> _PASSAGE_:
■ ■ ■ ■ ■ ■ ■
This 5V to 12V DC-to-DC converter circuit is a boost converter, the opposite of the buck converter. It uses a step-up converter to convert 5V from the USB port to 12V DC.
Another point for this circuit is that it is a great way to experiment with using transistors in a switching supply circuit instead of an IC, which has become popular for its higher efficiency.

“Why bother using it?”—you may ask. Because making a simple 5V to 12V converter circuit like this one is a great opportunity to learn about the basics of transistors and other common electronic components.
Anyhow, let’s start with the basics of a boost converter.
Basics of DC Boost Converter
What is a boost converter? In simple, it is the circuit that increases low input voltage to higher output. Its structure and layout are quite similar to those of the buck converter circuit. However, because the output voltage had to increase, the switch (S) was instead connected to the ground, as shown below.
When the switch (S) is in a closed-circuit state, it causes a voltage across the coil (L) to increase to match that of the input voltage (Vin). This also linearly increases the current at the coil (L).
However, when the switch is in an open-circuit state, the current from the input source is combined with the current in the coil (L). This current flows onto the diode, causing the output voltage to be higher than the input.
When the switch (S) is opened, the electric field inside the coil (L) collapses, causing its voltage to switch polarity from positive to negative. This means that the voltages from the input source and the coil have the same phase (in phase).
It is as if we connected two batteries in series, with the positive end of the first connected to the negative end of the other, and their total voltage added together.
How This 5V to 12V Boost Converter Works
The completed 5V to 12V converter circuit below uses the same principle as the example circuit above. The main parts—L and D—correspond to L1 and D1, respectively. As for the switch (S), we replaced it with two transistors, Q1 and Q2, working as feedback for each other.
■ ■ ■ ■ ■ ■ ■
> _MATERIAL SUPPLIED_:
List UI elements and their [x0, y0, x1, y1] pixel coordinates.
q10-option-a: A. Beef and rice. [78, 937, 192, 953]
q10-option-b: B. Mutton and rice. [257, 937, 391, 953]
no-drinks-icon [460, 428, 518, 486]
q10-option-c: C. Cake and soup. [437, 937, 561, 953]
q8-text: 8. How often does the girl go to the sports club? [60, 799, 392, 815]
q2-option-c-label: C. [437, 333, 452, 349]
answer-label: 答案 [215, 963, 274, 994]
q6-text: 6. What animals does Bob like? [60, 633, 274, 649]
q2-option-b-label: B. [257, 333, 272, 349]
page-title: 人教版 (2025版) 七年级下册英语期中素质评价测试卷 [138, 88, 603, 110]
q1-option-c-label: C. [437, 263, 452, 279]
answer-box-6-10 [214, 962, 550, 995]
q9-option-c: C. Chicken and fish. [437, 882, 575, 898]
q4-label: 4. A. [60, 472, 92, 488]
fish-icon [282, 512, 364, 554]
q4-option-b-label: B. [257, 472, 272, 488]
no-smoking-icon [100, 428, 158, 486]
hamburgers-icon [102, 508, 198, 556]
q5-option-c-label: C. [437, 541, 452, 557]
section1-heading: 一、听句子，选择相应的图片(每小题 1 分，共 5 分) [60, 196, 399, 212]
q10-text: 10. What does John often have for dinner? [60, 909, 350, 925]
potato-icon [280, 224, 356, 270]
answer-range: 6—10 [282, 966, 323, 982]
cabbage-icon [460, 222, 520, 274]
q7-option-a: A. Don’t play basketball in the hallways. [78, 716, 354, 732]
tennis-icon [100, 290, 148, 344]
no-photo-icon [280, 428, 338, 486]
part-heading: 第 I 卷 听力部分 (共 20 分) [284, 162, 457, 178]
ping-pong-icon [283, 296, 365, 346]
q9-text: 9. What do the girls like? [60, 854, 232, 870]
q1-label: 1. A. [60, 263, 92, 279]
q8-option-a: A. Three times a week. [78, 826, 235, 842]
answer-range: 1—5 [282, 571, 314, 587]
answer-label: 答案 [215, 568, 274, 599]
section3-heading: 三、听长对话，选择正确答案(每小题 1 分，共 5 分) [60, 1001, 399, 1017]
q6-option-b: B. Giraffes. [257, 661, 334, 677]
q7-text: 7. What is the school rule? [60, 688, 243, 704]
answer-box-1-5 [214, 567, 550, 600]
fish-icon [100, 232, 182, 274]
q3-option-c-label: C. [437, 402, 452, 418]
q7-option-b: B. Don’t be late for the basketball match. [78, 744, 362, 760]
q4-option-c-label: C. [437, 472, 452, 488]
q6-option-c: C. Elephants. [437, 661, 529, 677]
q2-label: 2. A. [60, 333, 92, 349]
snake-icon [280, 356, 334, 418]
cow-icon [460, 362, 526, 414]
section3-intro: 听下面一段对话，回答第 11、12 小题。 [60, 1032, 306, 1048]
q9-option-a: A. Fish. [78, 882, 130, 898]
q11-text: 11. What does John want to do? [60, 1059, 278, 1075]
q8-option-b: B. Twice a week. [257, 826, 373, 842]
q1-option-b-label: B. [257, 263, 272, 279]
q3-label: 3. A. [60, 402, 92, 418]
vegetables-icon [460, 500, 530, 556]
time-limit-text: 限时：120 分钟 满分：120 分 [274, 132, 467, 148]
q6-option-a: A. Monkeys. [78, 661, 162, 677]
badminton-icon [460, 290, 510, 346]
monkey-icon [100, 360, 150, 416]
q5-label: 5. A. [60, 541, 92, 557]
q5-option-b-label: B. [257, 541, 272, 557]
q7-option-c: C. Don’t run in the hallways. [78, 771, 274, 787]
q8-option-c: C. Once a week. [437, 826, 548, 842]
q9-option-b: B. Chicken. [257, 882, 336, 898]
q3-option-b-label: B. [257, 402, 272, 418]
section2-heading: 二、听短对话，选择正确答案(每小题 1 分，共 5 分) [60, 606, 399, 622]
■ ■ ■ ■ ■ ■ ■
> _REQUIRED WORK_:
• a. Rewrite the part of the boost converter text that opens with the words containing "This 5V to 12V DC-to-DC" and closes with "a boost converter.", putting "semiconductor switches" in place of "transistors".
• b. Summarize the boost converter text in two sentences.
• c. According to the boost converter text, why does the output voltage rise above the input when the switch opens? Answer in one to three sentences.
Please work only from the boost converter text.

> _ANSWER SET_:
• a.
This 5V to 12V DC-to-DC converter circuit is a boost converter, the opposite of the buck converter. It uses a step-up converter to convert 5V from the USB port to 12V DC.
Another point for this circuit is that it is a great way to experiment with using semiconductor switches in a switching supply circuit instead of an IC, which has become popular for its higher efficiency.

“Why bother using it?”—you may ask. Because making a simple 5V to 12V converter circuit like this one is a great opportunity to learn about the basics of semiconductor switches and other common electronic components.
Anyhow, let’s start with the basics of a boost converter.

• b. A boost converter raises a low input voltage to a higher output, and this circuit steps 5V from a USB port up to 12V using transistors instead of an IC as the switch. When the switch opens, the coil's voltage reverses polarity and adds to the input voltage like two batteries in series, and in the finished circuit the coil and diode become L1 and D1 while two transistors, Q1 and Q2, take the place of the switch.

• c. When switch S opens, the electric field inside coil L collapses and the coil's voltage reverses from positive to negative, which puts it in phase with the input source. The two voltages then add together, like two batteries connected in series. The combined current flows through the diode, making the output higher than the input.